Data records
◇ ◇ ◇ ◇
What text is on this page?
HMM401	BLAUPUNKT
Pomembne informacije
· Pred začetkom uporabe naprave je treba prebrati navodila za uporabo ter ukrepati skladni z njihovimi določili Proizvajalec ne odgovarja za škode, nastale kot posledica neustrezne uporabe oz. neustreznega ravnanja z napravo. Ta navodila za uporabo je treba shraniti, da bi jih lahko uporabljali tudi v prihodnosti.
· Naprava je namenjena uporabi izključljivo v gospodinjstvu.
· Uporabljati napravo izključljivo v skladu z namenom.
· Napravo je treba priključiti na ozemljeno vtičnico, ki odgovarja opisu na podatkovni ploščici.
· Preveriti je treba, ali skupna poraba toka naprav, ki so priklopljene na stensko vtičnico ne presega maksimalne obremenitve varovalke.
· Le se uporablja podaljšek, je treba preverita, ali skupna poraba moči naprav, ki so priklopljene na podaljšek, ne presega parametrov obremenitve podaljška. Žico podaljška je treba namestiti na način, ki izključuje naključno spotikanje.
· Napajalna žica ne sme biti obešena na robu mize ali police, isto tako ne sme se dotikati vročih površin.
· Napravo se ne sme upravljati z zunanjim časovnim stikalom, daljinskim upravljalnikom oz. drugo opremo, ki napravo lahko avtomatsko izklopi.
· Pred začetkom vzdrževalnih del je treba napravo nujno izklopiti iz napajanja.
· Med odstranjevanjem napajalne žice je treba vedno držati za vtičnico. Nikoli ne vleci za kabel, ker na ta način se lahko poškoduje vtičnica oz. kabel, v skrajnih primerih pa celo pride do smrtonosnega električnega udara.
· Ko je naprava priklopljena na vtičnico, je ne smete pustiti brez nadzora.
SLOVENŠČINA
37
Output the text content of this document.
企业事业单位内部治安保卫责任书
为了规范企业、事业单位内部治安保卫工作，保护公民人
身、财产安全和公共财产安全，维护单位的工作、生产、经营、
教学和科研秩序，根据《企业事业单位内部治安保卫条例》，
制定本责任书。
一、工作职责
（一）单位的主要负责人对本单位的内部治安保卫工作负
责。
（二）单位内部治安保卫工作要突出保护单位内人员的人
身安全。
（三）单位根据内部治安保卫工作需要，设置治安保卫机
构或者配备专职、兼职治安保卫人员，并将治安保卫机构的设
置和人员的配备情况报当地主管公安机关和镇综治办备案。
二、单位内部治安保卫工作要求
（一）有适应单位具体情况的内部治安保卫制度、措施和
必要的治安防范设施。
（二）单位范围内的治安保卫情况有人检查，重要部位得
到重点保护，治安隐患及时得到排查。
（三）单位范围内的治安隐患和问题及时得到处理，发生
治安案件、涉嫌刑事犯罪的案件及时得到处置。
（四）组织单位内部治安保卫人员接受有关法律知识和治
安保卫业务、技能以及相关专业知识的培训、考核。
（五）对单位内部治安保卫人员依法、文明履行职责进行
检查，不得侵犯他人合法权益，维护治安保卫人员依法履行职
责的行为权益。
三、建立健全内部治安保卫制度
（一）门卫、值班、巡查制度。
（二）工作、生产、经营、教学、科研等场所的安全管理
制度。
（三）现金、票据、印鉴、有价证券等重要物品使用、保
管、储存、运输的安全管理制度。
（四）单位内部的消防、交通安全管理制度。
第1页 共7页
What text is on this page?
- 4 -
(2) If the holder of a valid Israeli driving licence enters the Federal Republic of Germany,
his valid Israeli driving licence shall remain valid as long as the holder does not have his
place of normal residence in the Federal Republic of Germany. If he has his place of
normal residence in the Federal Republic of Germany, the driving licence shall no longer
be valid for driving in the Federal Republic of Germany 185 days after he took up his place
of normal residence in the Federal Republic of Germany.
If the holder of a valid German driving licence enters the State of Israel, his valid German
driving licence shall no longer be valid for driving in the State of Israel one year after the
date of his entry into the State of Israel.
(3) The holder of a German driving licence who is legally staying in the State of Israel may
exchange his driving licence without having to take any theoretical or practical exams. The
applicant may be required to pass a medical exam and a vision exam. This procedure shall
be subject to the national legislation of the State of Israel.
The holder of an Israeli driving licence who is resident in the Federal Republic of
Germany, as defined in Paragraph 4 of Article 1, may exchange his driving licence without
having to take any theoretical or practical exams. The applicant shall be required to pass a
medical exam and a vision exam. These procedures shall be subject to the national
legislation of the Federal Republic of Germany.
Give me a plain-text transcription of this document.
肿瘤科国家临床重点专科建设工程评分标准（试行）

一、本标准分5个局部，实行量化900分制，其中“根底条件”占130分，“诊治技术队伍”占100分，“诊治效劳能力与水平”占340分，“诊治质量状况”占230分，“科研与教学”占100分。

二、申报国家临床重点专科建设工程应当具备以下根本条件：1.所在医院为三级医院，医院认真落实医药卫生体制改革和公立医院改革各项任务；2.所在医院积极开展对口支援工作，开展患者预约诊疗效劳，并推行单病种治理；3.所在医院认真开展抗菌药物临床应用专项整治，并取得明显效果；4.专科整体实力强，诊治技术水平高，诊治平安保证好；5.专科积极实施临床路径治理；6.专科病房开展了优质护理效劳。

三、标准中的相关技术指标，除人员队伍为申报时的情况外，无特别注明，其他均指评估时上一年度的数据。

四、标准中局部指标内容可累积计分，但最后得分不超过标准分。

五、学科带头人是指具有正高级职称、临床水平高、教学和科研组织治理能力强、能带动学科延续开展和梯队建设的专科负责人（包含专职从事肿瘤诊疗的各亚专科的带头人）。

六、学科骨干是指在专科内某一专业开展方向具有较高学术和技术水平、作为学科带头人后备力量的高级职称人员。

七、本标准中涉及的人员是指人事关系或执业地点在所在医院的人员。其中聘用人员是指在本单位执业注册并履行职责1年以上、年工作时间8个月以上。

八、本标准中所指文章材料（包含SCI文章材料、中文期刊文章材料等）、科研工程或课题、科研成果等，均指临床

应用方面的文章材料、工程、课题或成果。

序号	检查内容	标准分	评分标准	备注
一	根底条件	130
◇ ◇ ◇ ◇
> [JOB]
Copy every line above that holds the word "exams".

> [WRITTEN RESPONSE]
exchange his driving licence without having to take any theoretical or practical exams. The
having to take any theoretical or practical exams. The applicant shall be required to pass a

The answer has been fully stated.